» Record list:
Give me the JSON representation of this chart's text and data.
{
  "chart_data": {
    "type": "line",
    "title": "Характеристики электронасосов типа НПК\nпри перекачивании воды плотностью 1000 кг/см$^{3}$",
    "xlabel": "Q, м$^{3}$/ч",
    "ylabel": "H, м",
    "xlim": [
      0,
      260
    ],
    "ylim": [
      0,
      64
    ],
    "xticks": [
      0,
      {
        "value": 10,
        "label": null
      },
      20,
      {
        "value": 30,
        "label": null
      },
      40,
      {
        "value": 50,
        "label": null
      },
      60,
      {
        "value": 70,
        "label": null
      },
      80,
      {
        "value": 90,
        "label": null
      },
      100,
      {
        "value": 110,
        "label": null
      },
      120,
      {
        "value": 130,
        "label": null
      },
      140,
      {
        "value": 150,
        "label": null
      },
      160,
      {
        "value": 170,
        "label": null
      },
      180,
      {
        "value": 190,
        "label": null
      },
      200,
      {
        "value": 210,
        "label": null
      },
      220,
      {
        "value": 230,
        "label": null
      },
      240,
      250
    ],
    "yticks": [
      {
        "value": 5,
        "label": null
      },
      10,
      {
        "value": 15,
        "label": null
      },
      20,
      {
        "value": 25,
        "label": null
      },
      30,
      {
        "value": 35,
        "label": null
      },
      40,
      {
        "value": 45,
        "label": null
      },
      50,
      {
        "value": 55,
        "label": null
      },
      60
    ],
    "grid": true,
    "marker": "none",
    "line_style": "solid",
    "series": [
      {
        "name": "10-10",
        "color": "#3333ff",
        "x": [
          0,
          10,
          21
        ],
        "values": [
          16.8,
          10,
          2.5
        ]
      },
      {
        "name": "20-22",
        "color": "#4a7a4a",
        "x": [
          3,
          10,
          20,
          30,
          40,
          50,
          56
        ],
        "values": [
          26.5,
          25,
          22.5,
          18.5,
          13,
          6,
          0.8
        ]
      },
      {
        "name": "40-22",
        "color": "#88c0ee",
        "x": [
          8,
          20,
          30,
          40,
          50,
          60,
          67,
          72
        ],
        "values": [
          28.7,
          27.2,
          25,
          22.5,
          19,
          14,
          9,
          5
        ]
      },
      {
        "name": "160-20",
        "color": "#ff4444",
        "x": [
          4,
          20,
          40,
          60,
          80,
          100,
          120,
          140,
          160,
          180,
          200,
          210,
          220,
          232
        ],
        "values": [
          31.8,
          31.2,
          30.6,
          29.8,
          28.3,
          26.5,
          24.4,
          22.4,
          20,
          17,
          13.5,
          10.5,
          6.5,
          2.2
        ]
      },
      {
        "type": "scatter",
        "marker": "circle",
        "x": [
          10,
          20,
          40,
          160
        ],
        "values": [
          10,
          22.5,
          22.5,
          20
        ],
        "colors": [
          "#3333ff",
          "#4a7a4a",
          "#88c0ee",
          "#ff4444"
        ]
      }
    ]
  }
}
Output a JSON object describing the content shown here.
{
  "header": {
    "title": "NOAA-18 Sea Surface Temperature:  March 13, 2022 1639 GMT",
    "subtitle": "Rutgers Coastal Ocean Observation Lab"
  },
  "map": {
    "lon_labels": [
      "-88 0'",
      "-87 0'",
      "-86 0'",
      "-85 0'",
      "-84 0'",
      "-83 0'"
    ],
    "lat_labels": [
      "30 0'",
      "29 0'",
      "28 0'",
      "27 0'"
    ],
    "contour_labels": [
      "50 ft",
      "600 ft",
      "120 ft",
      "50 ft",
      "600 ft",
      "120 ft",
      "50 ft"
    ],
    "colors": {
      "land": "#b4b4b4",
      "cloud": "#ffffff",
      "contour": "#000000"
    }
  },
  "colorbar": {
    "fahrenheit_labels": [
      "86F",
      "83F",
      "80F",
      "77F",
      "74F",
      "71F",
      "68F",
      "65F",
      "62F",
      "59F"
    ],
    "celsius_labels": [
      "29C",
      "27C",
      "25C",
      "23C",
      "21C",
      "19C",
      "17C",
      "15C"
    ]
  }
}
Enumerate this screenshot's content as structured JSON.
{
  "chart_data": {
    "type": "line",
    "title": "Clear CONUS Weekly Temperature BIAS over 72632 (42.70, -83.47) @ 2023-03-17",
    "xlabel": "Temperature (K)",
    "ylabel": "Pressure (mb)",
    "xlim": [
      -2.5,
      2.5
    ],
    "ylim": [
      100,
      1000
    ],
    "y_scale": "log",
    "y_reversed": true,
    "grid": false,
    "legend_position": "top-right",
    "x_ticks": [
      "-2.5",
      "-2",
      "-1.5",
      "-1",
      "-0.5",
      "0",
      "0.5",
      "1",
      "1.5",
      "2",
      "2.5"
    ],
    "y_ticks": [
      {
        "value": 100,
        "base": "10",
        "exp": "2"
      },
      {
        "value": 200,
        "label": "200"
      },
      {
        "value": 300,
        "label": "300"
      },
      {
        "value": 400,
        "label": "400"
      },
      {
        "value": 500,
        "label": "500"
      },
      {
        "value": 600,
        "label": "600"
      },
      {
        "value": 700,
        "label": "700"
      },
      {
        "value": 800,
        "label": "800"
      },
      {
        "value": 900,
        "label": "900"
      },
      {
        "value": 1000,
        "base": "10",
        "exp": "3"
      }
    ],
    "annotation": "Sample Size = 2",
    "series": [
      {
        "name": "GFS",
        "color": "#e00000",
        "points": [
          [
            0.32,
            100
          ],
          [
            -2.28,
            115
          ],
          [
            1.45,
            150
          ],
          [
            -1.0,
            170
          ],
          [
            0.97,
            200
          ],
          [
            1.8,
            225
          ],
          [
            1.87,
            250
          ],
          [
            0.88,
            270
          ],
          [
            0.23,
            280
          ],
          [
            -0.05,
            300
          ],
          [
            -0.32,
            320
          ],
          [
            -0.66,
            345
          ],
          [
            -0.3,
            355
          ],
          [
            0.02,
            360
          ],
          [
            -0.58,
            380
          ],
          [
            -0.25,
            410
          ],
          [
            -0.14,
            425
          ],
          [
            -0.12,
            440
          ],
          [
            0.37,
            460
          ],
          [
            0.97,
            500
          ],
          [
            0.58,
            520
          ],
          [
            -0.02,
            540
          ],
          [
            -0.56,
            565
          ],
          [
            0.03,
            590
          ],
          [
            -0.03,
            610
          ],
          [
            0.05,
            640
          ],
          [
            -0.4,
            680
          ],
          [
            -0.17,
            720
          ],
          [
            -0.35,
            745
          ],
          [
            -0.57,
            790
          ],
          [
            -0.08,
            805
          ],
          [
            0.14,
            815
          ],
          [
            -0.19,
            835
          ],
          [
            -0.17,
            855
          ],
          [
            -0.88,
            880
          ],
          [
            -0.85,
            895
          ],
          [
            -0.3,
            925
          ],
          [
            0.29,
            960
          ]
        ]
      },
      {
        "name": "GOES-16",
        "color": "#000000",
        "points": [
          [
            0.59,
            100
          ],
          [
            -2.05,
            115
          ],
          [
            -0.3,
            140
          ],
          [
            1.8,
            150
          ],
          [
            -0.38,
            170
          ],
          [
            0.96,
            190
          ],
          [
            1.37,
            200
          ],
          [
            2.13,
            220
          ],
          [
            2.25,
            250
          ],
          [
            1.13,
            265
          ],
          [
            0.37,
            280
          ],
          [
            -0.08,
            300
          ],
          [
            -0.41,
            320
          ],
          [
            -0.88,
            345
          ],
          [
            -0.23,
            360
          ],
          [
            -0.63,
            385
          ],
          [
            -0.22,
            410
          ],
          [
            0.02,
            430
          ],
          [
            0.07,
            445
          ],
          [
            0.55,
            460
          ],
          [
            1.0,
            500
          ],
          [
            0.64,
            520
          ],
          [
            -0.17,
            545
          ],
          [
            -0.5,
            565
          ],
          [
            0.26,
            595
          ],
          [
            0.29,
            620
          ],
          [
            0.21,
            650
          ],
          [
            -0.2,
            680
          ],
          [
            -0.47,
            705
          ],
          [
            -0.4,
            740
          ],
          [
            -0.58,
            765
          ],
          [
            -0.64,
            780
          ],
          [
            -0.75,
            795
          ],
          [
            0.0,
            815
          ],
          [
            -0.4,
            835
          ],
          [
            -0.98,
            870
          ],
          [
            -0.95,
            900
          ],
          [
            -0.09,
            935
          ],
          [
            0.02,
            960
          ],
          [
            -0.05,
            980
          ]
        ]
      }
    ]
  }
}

» Aim: Of all the lines above, how many contain "content"? Give the number and nothing more.

» Full answer: 2